Challenge ▸
Count every line where "name" shows up, and give that number only.

Supplied material ▸
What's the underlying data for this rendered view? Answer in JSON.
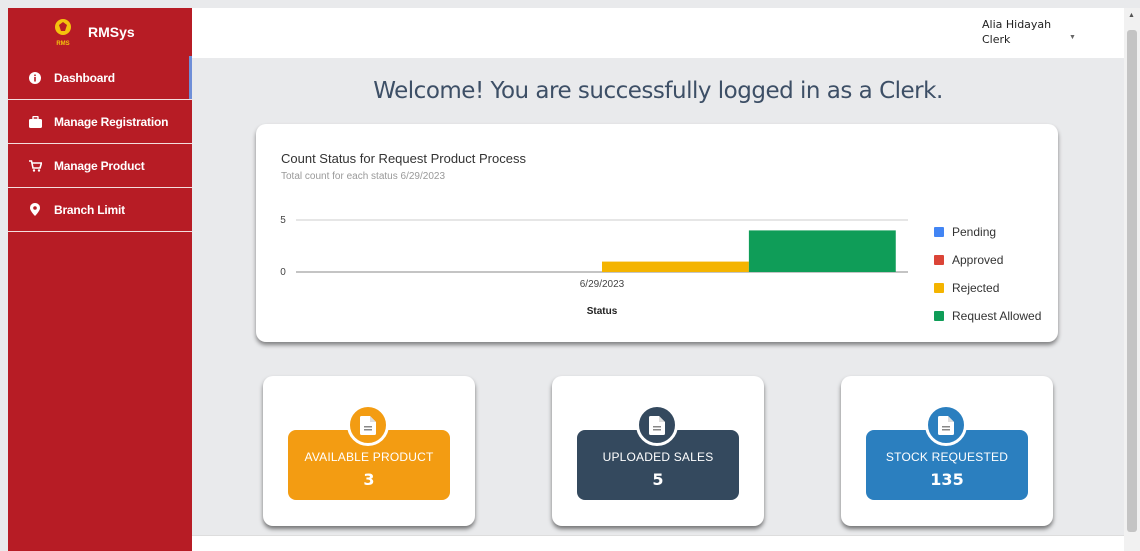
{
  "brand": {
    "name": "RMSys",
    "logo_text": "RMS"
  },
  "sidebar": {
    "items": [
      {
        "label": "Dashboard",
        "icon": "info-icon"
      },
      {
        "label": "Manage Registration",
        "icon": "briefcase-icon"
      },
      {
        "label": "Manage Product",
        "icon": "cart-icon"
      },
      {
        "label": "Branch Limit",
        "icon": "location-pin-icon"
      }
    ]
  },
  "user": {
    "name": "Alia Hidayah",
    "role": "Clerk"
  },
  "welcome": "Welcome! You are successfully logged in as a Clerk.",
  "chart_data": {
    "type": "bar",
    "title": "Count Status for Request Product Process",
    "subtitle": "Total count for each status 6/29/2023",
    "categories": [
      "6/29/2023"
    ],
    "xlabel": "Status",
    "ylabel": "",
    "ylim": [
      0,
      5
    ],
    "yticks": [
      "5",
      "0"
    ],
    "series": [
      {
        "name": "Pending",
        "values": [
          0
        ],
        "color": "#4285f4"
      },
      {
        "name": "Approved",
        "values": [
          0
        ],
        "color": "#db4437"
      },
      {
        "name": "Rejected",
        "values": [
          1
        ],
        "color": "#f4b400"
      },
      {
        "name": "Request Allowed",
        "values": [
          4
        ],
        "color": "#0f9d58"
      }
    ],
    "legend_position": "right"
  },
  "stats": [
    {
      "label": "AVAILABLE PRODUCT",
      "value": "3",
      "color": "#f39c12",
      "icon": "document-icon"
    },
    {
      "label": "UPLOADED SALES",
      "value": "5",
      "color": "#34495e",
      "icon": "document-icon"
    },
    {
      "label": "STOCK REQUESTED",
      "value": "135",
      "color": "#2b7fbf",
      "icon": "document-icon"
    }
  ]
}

* * *

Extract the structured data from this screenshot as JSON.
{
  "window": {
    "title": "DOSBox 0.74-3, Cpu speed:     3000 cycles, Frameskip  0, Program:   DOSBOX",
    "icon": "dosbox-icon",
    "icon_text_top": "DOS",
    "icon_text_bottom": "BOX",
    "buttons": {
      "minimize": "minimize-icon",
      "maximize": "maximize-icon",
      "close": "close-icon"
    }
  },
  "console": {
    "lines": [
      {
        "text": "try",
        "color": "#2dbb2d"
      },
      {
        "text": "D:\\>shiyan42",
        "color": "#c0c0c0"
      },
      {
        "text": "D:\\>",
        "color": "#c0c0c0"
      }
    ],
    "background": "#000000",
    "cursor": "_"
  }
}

The output ▸
6